**Challenge A:** In the racing report, which horse won the Silviniaco Conti Chase at Kempton?
**Challenge B:** Explain how the racing report accounts for Edwardstone's winning effort registering only 117 on the clock.

**Provided passage:**
..........
Our timefigure expert Graeme North analyses the key action from last week where a hurdling debutant impressed him.
The cold snap ensured that as many meetings over jumps ended up being cancelled in Britain last week as took place and it wasn’t until Kempton on Saturday that we got a properly meaningful card, headed by the Coral-sponsored Silviniaco Conti Chase.
Even then, it’s a reflection of its relevance going forward that it was won not by the promising Kalif du Berlais, who sadly suffered a fatal injury at the ninth fence, but by Edwardstone, the one-time top-class two miler but nowadays reduced to making up the numbers in the Graded chases he still plies his trade in as best he can in.
Remarkably getting weight from all his rivals, Edwardstone rallied well after getting caught flat footed but a 117 effort on the clock is testament to the muddling gallop that ensued after the front-running Kalif du Berlais exited the race and arguably the result doesn’t do much for the reputation of runner-up Master Chewy or third-placed Boombawn, neither of whom like Edwardstone have even managed to win in a handicap since the start of the 2024-25 season.
..........
**Provided material:**
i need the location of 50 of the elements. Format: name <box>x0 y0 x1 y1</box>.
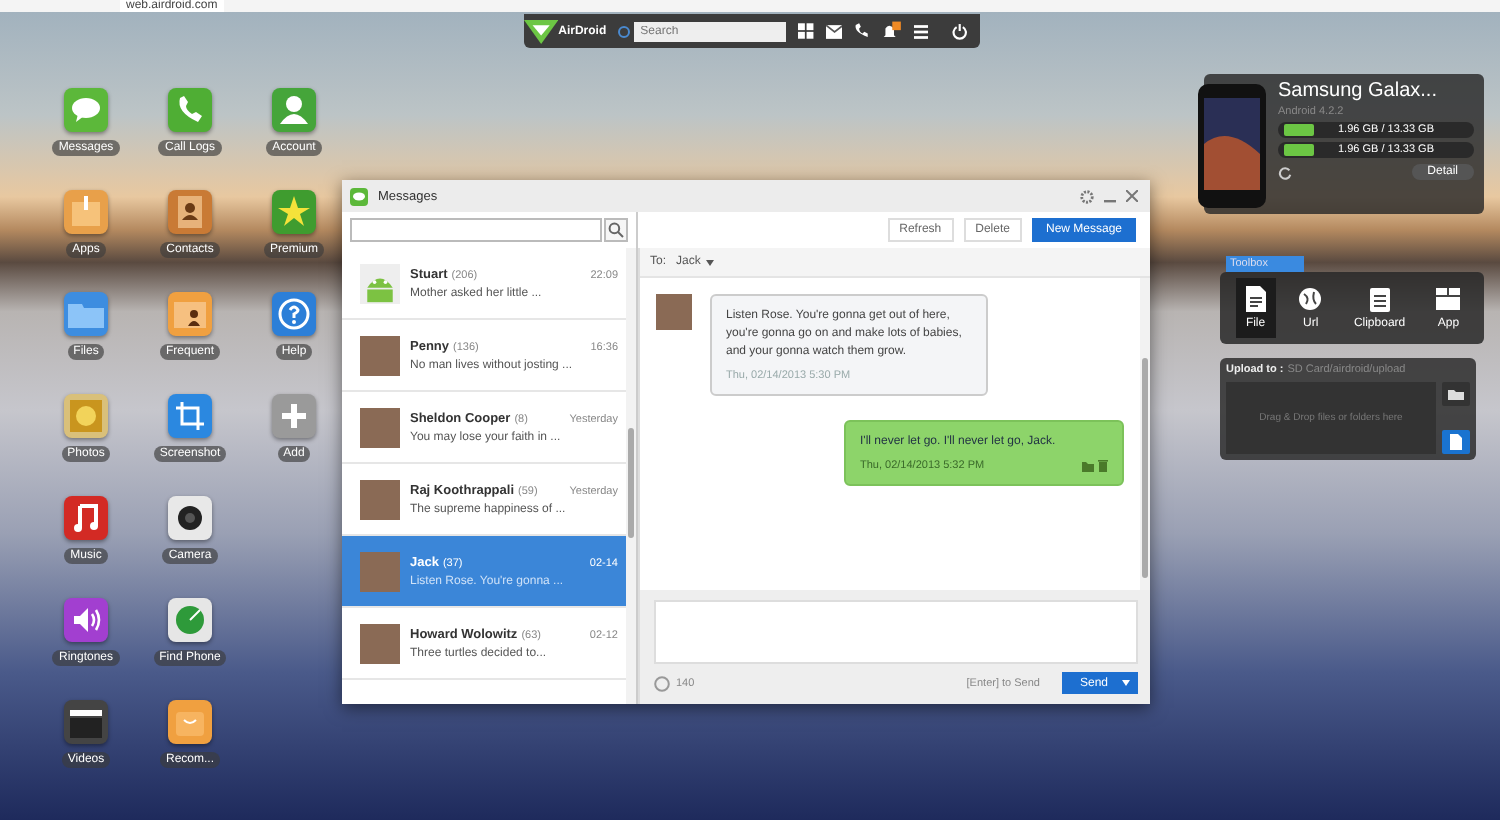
..........
**Correct answer A:** Edwardstone won it.

**Correct answer B:** The report puts the figure down to the muddling gallop that followed once the front-running Kalif du Berlais exited the race. Kalif du Berlais suffered a fatal injury at the ninth fence.